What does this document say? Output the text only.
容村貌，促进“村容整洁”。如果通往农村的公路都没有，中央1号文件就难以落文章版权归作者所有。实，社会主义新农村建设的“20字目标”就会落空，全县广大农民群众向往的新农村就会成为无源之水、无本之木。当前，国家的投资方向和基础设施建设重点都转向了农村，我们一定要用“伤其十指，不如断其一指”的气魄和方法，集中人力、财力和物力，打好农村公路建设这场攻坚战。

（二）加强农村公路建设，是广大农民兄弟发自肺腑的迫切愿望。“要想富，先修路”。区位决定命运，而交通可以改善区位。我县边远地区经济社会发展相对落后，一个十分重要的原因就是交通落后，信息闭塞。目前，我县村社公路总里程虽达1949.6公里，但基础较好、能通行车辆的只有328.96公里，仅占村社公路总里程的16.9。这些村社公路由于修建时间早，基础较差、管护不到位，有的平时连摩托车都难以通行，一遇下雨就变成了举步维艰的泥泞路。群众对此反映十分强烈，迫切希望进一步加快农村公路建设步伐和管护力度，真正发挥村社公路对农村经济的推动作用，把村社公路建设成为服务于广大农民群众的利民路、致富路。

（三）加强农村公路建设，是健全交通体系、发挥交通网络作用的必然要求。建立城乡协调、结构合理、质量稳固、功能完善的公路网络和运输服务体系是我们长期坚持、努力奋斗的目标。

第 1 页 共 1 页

DIRECTIONS FOR THIS TASK -
Set down each entry again, unchanged.

FINAL ANSWER -
What does this document say? Output the text only.
容村貌，促进“村容整洁”。如果通往农村的公路都没有，中央1号文件就难以落文章版权归作者所有。实，社会主义新农村建设的“20字目标”就会落空，全县广大农民群众向往的新农村就会成为无源之水、无本之木。当前，国家的投资方向和基础设施建设重点都转向了农村，我们一定要用“伤其十指，不如断其一指”的气魄和方法，集中人力、财力和物力，打好农村公路建设这场攻坚战。

（二）加强农村公路建设，是广大农民兄弟发自肺腑的迫切愿望。“要想富，先修路”。区位决定命运，而交通可以改善区位。我县边远地区经济社会发展相对落后，一个十分重要的原因就是交通落后，信息闭塞。目前，我县村社公路总里程虽达1949.6公里，但基础较好、能通行车辆的只有328.96公里，仅占村社公路总里程的16.9。这些村社公路由于修建时间早，基础较差、管护不到位，有的平时连摩托车都难以通行，一遇下雨就变成了举步维艰的泥泞路。群众对此反映十分强烈，迫切希望进一步加快农村公路建设步伐和管护力度，真正发挥村社公路对农村经济的推动作用，把村社公路建设成为服务于广大农民群众的利民路、致富路。

（三）加强农村公路建设，是健全交通体系、发挥交通网络作用的必然要求。建立城乡协调、结构合理、质量稳固、功能完善的公路网络和运输服务体系是我们长期坚持、努力奋斗的目标。

第 1 页 共 1 页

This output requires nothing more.